__The exercise__. In the listing, locate the line containing "Output the text content of this document.", then quote it and all following lines exactly. Omit pictures.

__Records for processing__.
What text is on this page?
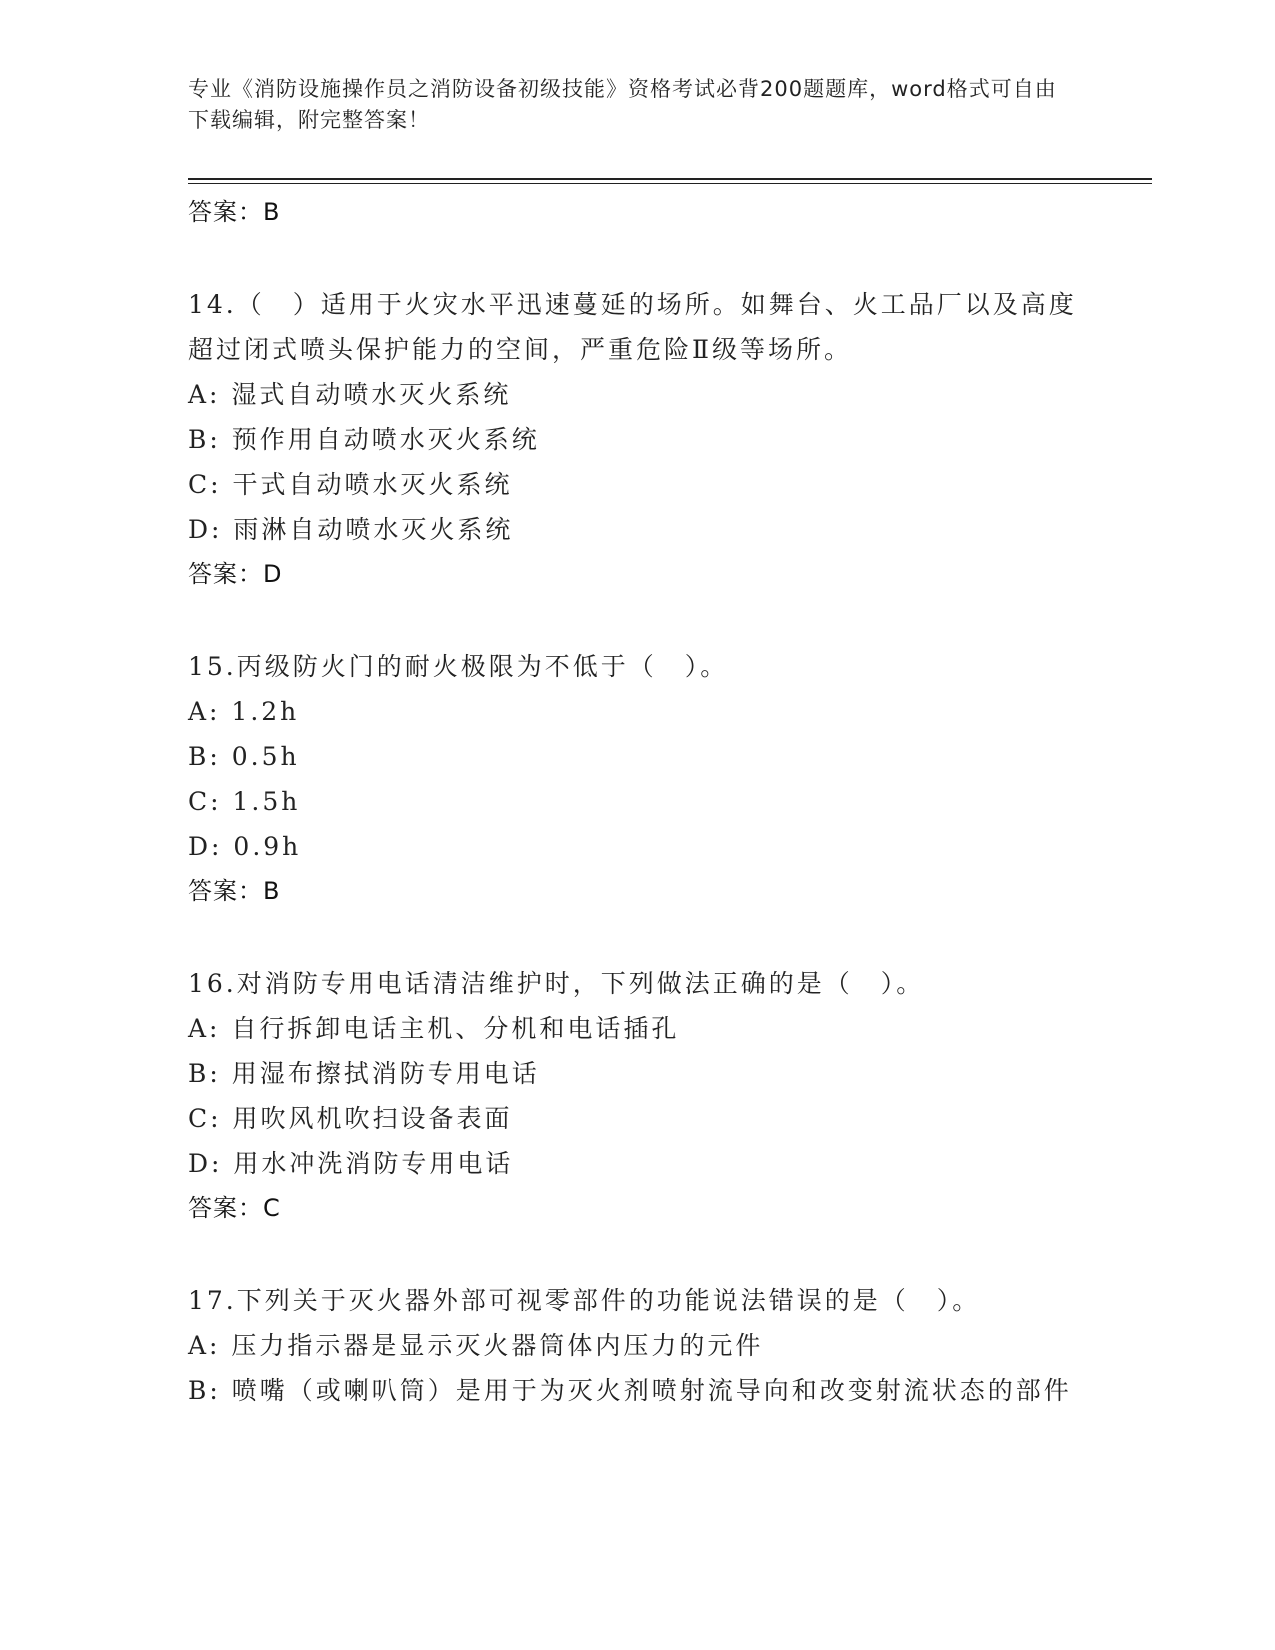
专业《消防设施操作员之消防设备初级技能》资格考试必背200题题库，word格式可自由下载编辑，附完整答案！
答案：B
14.（　）适用于火灾水平迅速蔓延的场所。如舞台、火工品厂以及高度超过闭式喷头保护能力的空间，严重危险Ⅱ级等场所。
A: 湿式自动喷水灭火系统
B: 预作用自动喷水灭火系统
C: 干式自动喷水灭火系统
D: 雨淋自动喷水灭火系统
答案：D
15.丙级防火门的耐火极限为不低于（　）。
A: 1.2h
B: 0.5h
C: 1.5h
D: 0.9h
答案：B
16.对消防专用电话清洁维护时，下列做法正确的是（　）。
A: 自行拆卸电话主机、分机和电话插孔
B: 用湿布擦拭消防专用电话
C: 用吹风机吹扫设备表面
D: 用水冲洗消防专用电话
答案：C
17.下列关于灭火器外部可视零部件的功能说法错误的是（　）。
A: 压力指示器是显示灭火器筒体内压力的元件
B: 喷嘴（或喇叭筒）是用于为灭火剂喷射流导向和改变射流状态的部件
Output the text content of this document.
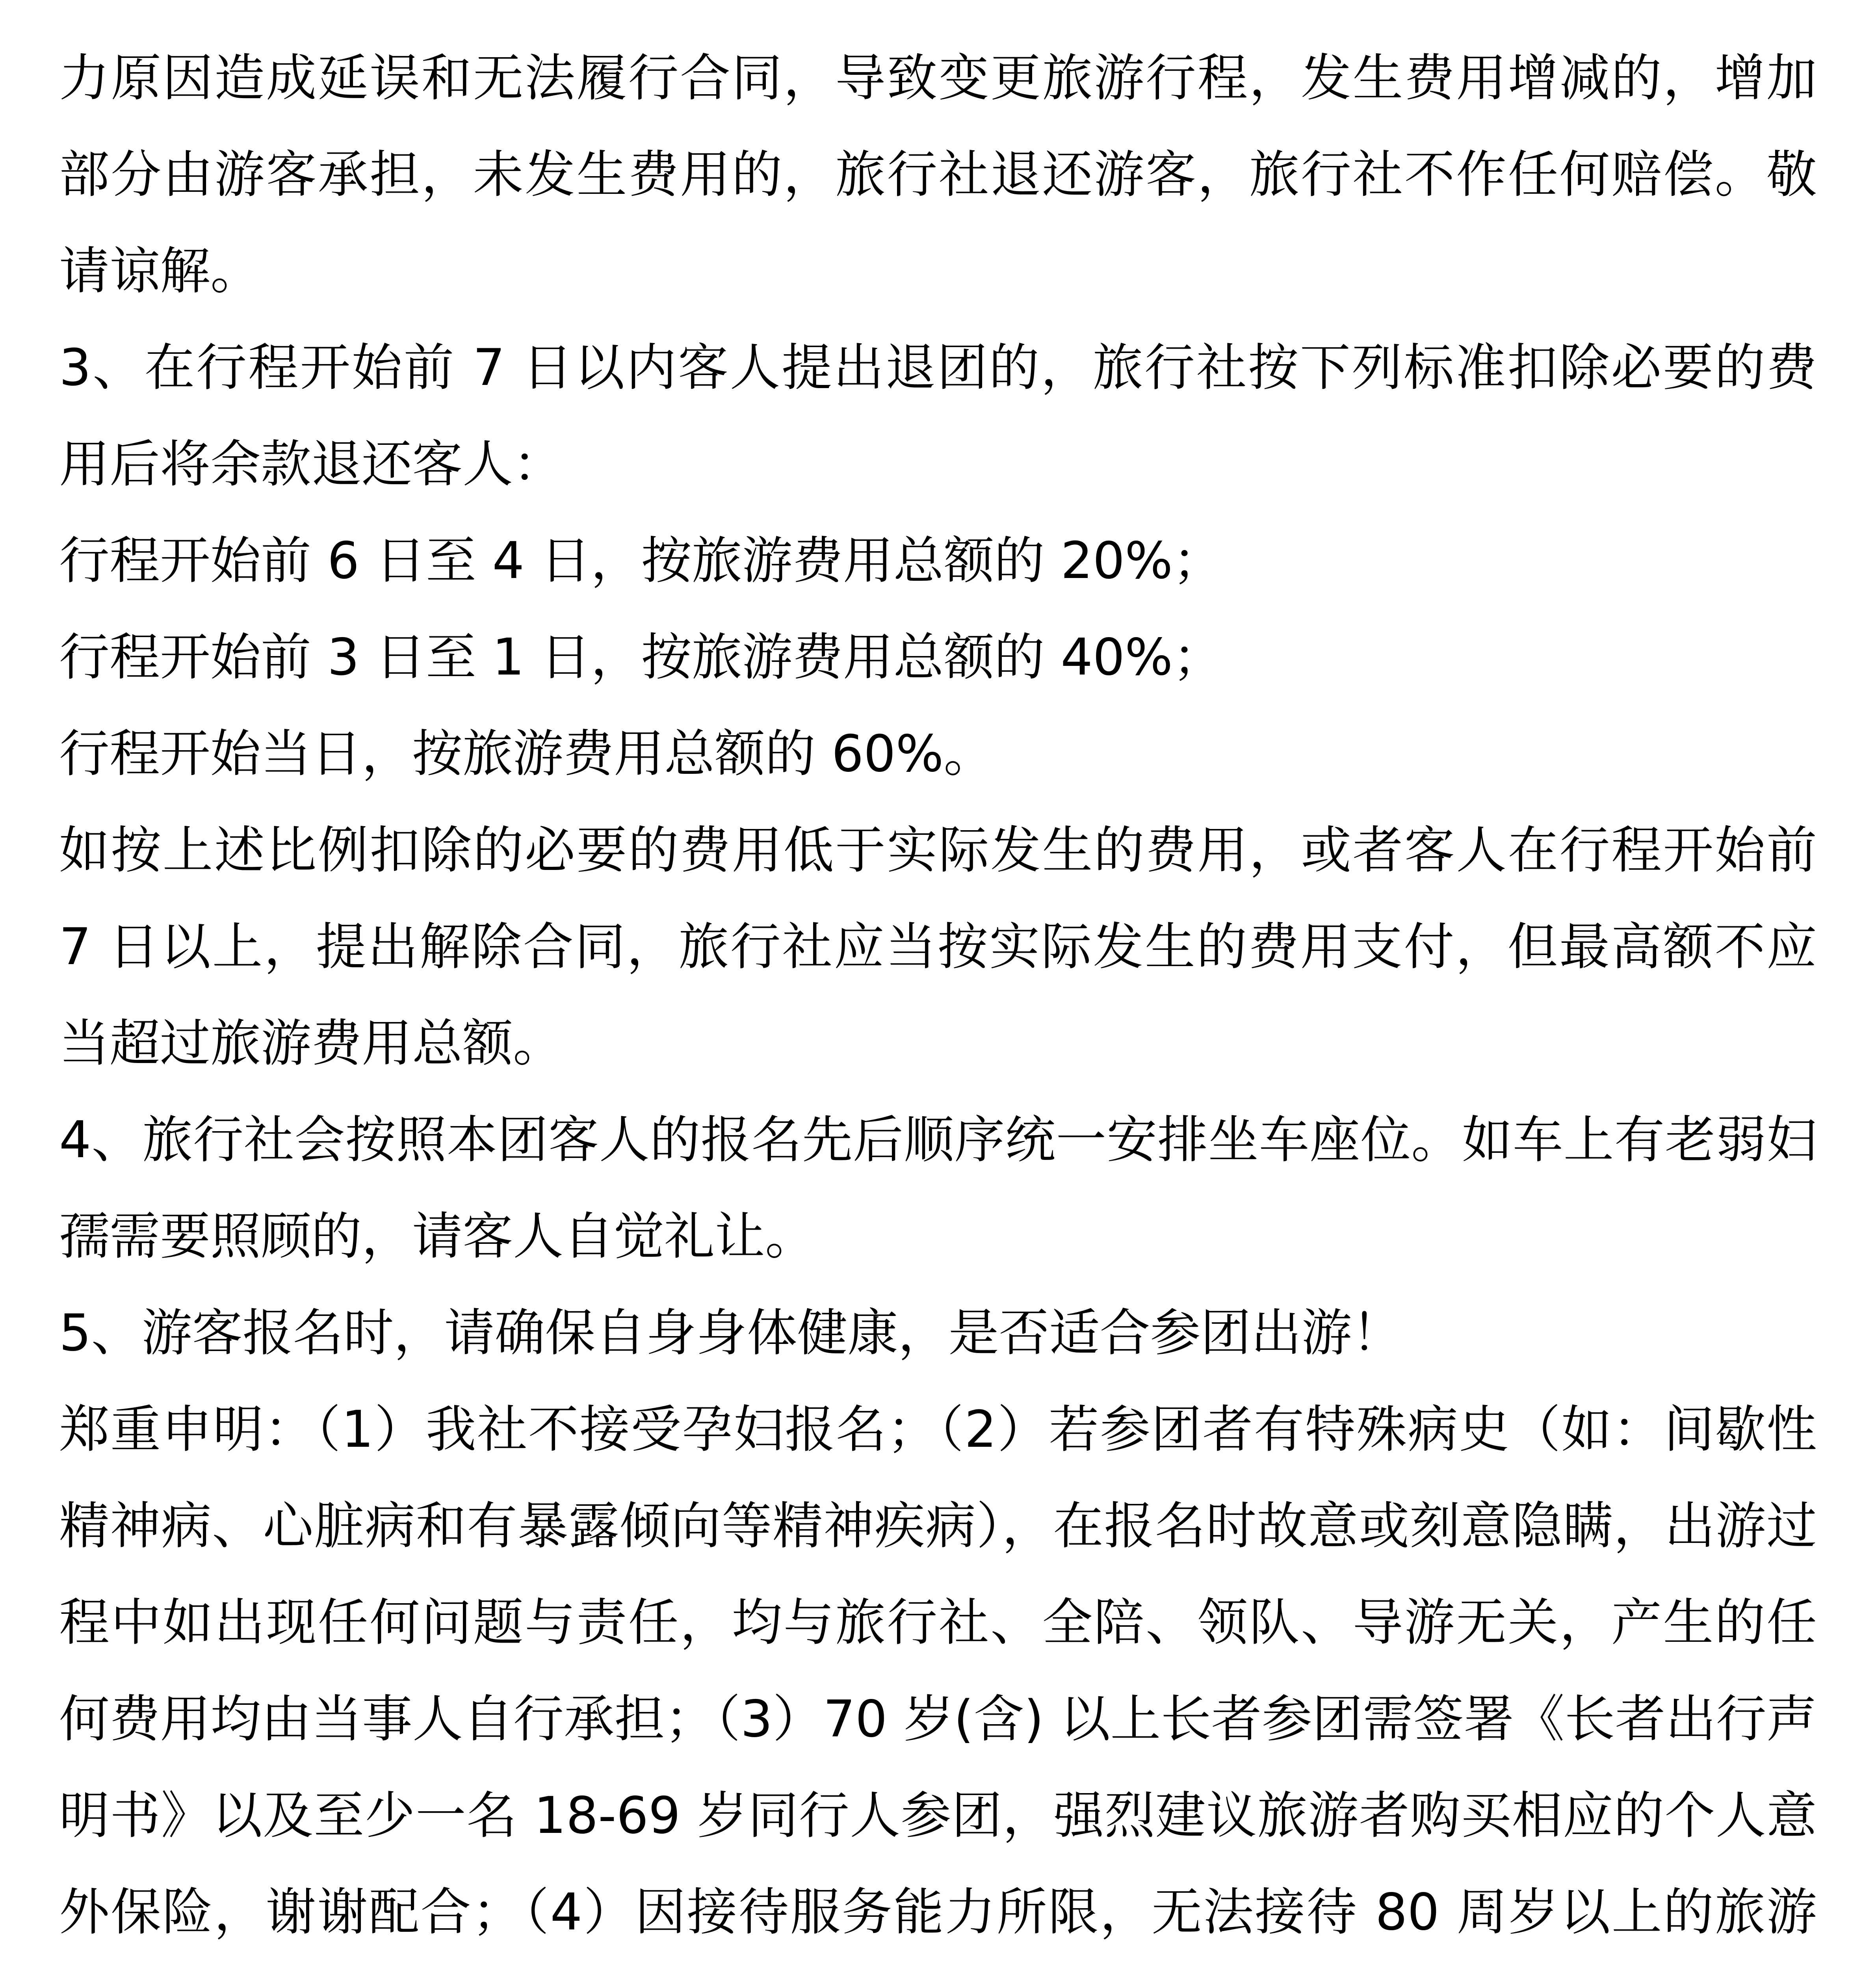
力原因造成延误和无法履行合同，导致变更旅游行程，发生费用增减的，增加部分由游客承担，未发生费用的，旅行社退还游客，旅行社不作任何赔偿。敬请谅解。

3、在行程开始前 7 日以内客人提出退团的，旅行社按下列标准扣除必要的费用后将余款退还客人：

行程开始前 6 日至 4 日，按旅游费用总额的 20%；

行程开始前 3 日至 1 日，按旅游费用总额的 40%；

行程开始当日，按旅游费用总额的 60%。

如按上述比例扣除的必要的费用低于实际发生的费用，或者客人在行程开始前 7 日以上，提出解除合同，旅行社应当按实际发生的费用支付，但最高额不应当超过旅游费用总额。

4、旅行社会按照本团客人的报名先后顺序统一安排坐车座位。如车上有老弱妇孺需要照顾的，请客人自觉礼让。

5、游客报名时，请确保自身身体健康，是否适合参团出游！

郑重申明：（1）我社不接受孕妇报名；（2）若参团者有特殊病史（如：间歇性精神病、心脏病和有暴露倾向等精神疾病），在报名时故意或刻意隐瞒，出游过程中如出现任何问题与责任，均与旅行社、全陪、领队、导游无关，产生的任何费用均由当事人自行承担；（3）70 岁(含) 以上长者参团需签署《长者出行声明书》以及至少一名 18-69 岁同行人参团，强烈建议旅游者购买相应的个人意外保险，谢谢配合；（4）因接待服务能力所限，无法接待 80 周岁以上的旅游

__Written response__.
Output the text content of this document.
力原因造成延误和无法履行合同，导致变更旅游行程，发生费用增减的，增加部分由游客承担，未发生费用的，旅行社退还游客，旅行社不作任何赔偿。敬请谅解。

3、在行程开始前 7 日以内客人提出退团的，旅行社按下列标准扣除必要的费用后将余款退还客人：

行程开始前 6 日至 4 日，按旅游费用总额的 20%；

行程开始前 3 日至 1 日，按旅游费用总额的 40%；

行程开始当日，按旅游费用总额的 60%。

如按上述比例扣除的必要的费用低于实际发生的费用，或者客人在行程开始前 7 日以上，提出解除合同，旅行社应当按实际发生的费用支付，但最高额不应当超过旅游费用总额。

4、旅行社会按照本团客人的报名先后顺序统一安排坐车座位。如车上有老弱妇孺需要照顾的，请客人自觉礼让。

5、游客报名时，请确保自身身体健康，是否适合参团出游！

郑重申明：（1）我社不接受孕妇报名；（2）若参团者有特殊病史（如：间歇性精神病、心脏病和有暴露倾向等精神疾病），在报名时故意或刻意隐瞒，出游过程中如出现任何问题与责任，均与旅行社、全陪、领队、导游无关，产生的任何费用均由当事人自行承担；（3）70 岁(含) 以上长者参团需签署《长者出行声明书》以及至少一名 18-69 岁同行人参团，强烈建议旅游者购买相应的个人意外保险，谢谢配合；（4）因接待服务能力所限，无法接待 80 周岁以上的旅游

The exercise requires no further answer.